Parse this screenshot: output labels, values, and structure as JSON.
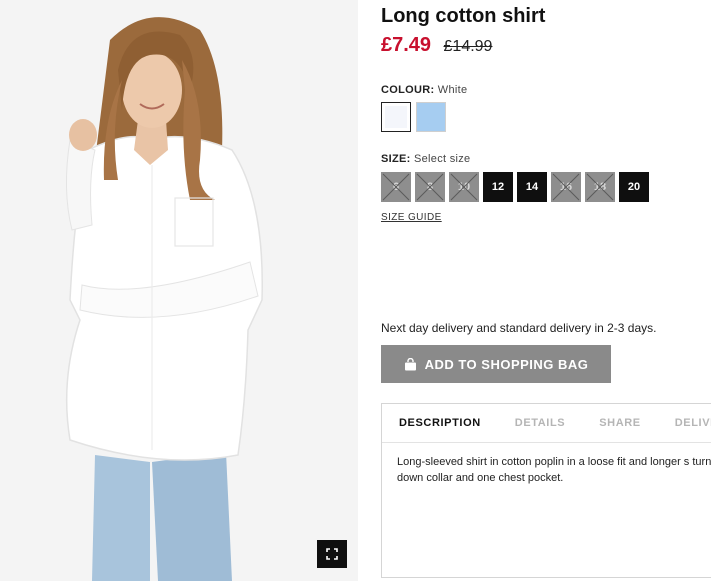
{
  "product": {
    "title": "Long cotton shirt",
    "price_sale": "£7.49",
    "price_original": "£14.99"
  },
  "colour": {
    "label": "COLOUR:",
    "selected": "White",
    "swatches": [
      {
        "name": "White",
        "hex": "#f4f6fb",
        "selected": true
      },
      {
        "name": "Light blue",
        "hex": "#a6cdf1",
        "selected": false
      }
    ]
  },
  "size": {
    "label": "SIZE:",
    "prompt": "Select size",
    "options": [
      {
        "label": "6",
        "available": false
      },
      {
        "label": "8",
        "available": false
      },
      {
        "label": "10",
        "available": false
      },
      {
        "label": "12",
        "available": true
      },
      {
        "label": "14",
        "available": true
      },
      {
        "label": "16",
        "available": false
      },
      {
        "label": "18",
        "available": false
      },
      {
        "label": "20",
        "available": true
      }
    ],
    "guide_label": "SIZE GUIDE"
  },
  "delivery_text": "Next day delivery and standard delivery in 2-3 days.",
  "add_to_bag_label": "ADD TO SHOPPING BAG",
  "tabs": [
    {
      "label": "DESCRIPTION",
      "active": true
    },
    {
      "label": "DETAILS",
      "active": false
    },
    {
      "label": "SHARE",
      "active": false
    },
    {
      "label": "DELIVI",
      "active": false
    }
  ],
  "description": "Long-sleeved shirt in cotton poplin in a loose fit and longer s turn-down collar and one chest pocket.",
  "colors": {
    "sale_red": "#c8102e",
    "button_grey": "#8a8a8a",
    "size_available": "#0f0f0f",
    "size_unavailable": "#8e8e8e"
  },
  "icons": [
    "fullscreen-icon",
    "shopping-bag-icon",
    "cross-out-icon"
  ]
}
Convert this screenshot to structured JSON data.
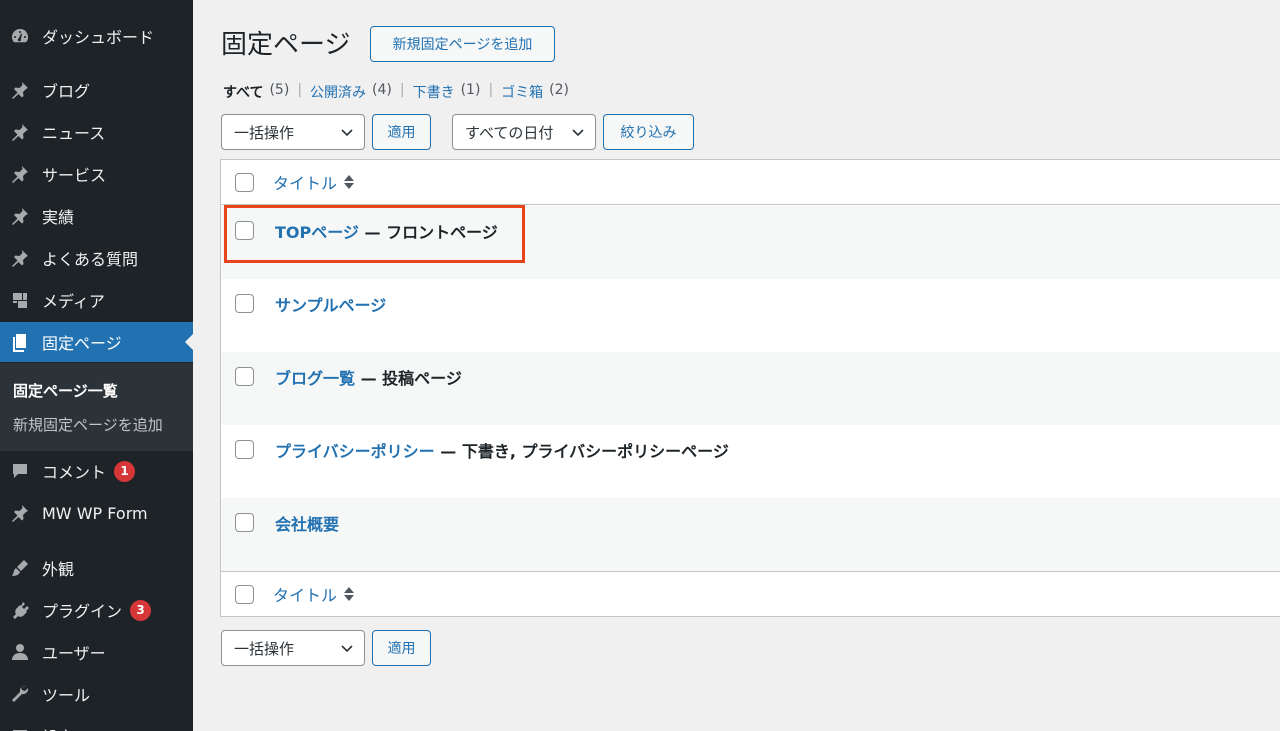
{
  "sidebar": {
    "items": [
      {
        "label": "ダッシュボード",
        "icon": "dashboard-icon"
      },
      {
        "label": "ブログ",
        "icon": "pin-icon"
      },
      {
        "label": "ニュース",
        "icon": "pin-icon"
      },
      {
        "label": "サービス",
        "icon": "pin-icon"
      },
      {
        "label": "実績",
        "icon": "pin-icon"
      },
      {
        "label": "よくある質問",
        "icon": "pin-icon"
      },
      {
        "label": "メディア",
        "icon": "media-icon"
      },
      {
        "label": "固定ページ",
        "icon": "pages-icon"
      },
      {
        "label": "コメント",
        "icon": "comment-icon",
        "badge": "1"
      },
      {
        "label": "MW WP Form",
        "icon": "pin-icon"
      },
      {
        "label": "外観",
        "icon": "brush-icon"
      },
      {
        "label": "プラグイン",
        "icon": "plugin-icon",
        "badge": "3"
      },
      {
        "label": "ユーザー",
        "icon": "user-icon"
      },
      {
        "label": "ツール",
        "icon": "wrench-icon"
      },
      {
        "label": "設定",
        "icon": "settings-icon"
      }
    ],
    "submenu": [
      {
        "label": "固定ページ一覧"
      },
      {
        "label": "新規固定ページを追加"
      }
    ]
  },
  "header": {
    "title": "固定ページ",
    "add_new": "新規固定ページを追加"
  },
  "filters": {
    "all": "すべて",
    "all_count": "(5)",
    "published": "公開済み",
    "published_count": "(4)",
    "draft": "下書き",
    "draft_count": "(1)",
    "trash": "ゴミ箱",
    "trash_count": "(2)",
    "separator": "|"
  },
  "toolbar": {
    "bulk_action": "一括操作",
    "apply": "適用",
    "date_filter": "すべての日付",
    "filter": "絞り込み"
  },
  "table": {
    "column_title": "タイトル",
    "rows": [
      {
        "title": "TOPページ",
        "state": " — フロントページ"
      },
      {
        "title": "サンプルページ",
        "state": ""
      },
      {
        "title": "ブログ一覧",
        "state": " — 投稿ページ"
      },
      {
        "title": "プライバシーポリシー",
        "state": " — 下書き, プライバシーポリシーページ"
      },
      {
        "title": "会社概要",
        "state": ""
      }
    ]
  },
  "colors": {
    "sidebar_bg": "#1d2327",
    "accent": "#2271b1",
    "highlight": "#e8451d",
    "badge": "#d63638"
  }
}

-----

WHAT IS ASKED:
Copy every entry word for word, but omit the pictures.

SOLUTION TO THIS PROBLEM:
Parse this screenshot: output labels, values, and structure as JSON.
{
  "product": {
    "title": "Long cotton shirt",
    "price_sale": "£7.49",
    "price_original": "£14.99"
  },
  "colour": {
    "label": "COLOUR:",
    "selected": "White",
    "swatches": [
      {
        "name": "White",
        "hex": "#f4f6fb",
        "selected": true
      },
      {
        "name": "Light blue",
        "hex": "#a6cdf1",
        "selected": false
      }
    ]
  },
  "size": {
    "label": "SIZE:",
    "prompt": "Select size",
    "options": [
      {
        "label": "6",
        "available": false
      },
      {
        "label": "8",
        "available": false
      },
      {
        "label": "10",
        "available": false
      },
      {
        "label": "12",
        "available": true
      },
      {
        "label": "14",
        "available": true
      },
      {
        "label": "16",
        "available": false
      },
      {
        "label": "18",
        "available": false
      },
      {
        "label": "20",
        "available": true
      }
    ],
    "guide_label": "SIZE GUIDE"
  },
  "delivery_text": "Next day delivery and standard delivery in 2-3 days.",
  "add_to_bag_label": "ADD TO SHOPPING BAG",
  "tabs": [
    {
      "label": "DESCRIPTION",
      "active": true
    },
    {
      "label": "DETAILS",
      "active": false
    },
    {
      "label": "SHARE",
      "active": false
    },
    {
      "label": "DELIVI",
      "active": false
    }
  ],
  "description": "Long-sleeved shirt in cotton poplin in a loose fit and longer s turn-down collar and one chest pocket.",
  "colors": {
    "sale_red": "#c8102e",
    "button_grey": "#8a8a8a",
    "size_available": "#0f0f0f",
    "size_unavailable": "#8e8e8e"
  },
  "icons": [
    "fullscreen-icon",
    "shopping-bag-icon",
    "cross-out-icon"
  ]
}
Convert this screenshot to structured JSON data.
{
  "sidebar": {
    "items": [
      {
        "label": "ダッシュボード",
        "icon": "dashboard-icon"
      },
      {
        "label": "ブログ",
        "icon": "pin-icon"
      },
      {
        "label": "ニュース",
        "icon": "pin-icon"
      },
      {
        "label": "サービス",
        "icon": "pin-icon"
      },
      {
        "label": "実績",
        "icon": "pin-icon"
      },
      {
        "label": "よくある質問",
        "icon": "pin-icon"
      },
      {
        "label": "メディア",
        "icon": "media-icon"
      },
      {
        "label": "固定ページ",
        "icon": "pages-icon"
      },
      {
        "label": "コメント",
        "icon": "comment-icon",
        "badge": "1"
      },
      {
        "label": "MW WP Form",
        "icon": "pin-icon"
      },
      {
        "label": "外観",
        "icon": "brush-icon"
      },
      {
        "label": "プラグイン",
        "icon": "plugin-icon",
        "badge": "3"
      },
      {
        "label": "ユーザー",
        "icon": "user-icon"
      },
      {
        "label": "ツール",
        "icon": "wrench-icon"
      },
      {
        "label": "設定",
        "icon": "settings-icon"
      }
    ],
    "submenu": [
      {
        "label": "固定ページ一覧"
      },
      {
        "label": "新規固定ページを追加"
      }
    ]
  },
  "header": {
    "title": "固定ページ",
    "add_new": "新規固定ページを追加"
  },
  "filters": {
    "all": "すべて",
    "all_count": "(5)",
    "published": "公開済み",
    "published_count": "(4)",
    "draft": "下書き",
    "draft_count": "(1)",
    "trash": "ゴミ箱",
    "trash_count": "(2)",
    "separator": "|"
  },
  "toolbar": {
    "bulk_action": "一括操作",
    "apply": "適用",
    "date_filter": "すべての日付",
    "filter": "絞り込み"
  },
  "table": {
    "column_title": "タイトル",
    "rows": [
      {
        "title": "TOPページ",
        "state": " — フロントページ"
      },
      {
        "title": "サンプルページ",
        "state": ""
      },
      {
        "title": "ブログ一覧",
        "state": " — 投稿ページ"
      },
      {
        "title": "プライバシーポリシー",
        "state": " — 下書き, プライバシーポリシーページ"
      },
      {
        "title": "会社概要",
        "state": ""
      }
    ]
  },
  "colors": {
    "sidebar_bg": "#1d2327",
    "accent": "#2271b1",
    "highlight": "#e8451d",
    "badge": "#d63638"
  }
}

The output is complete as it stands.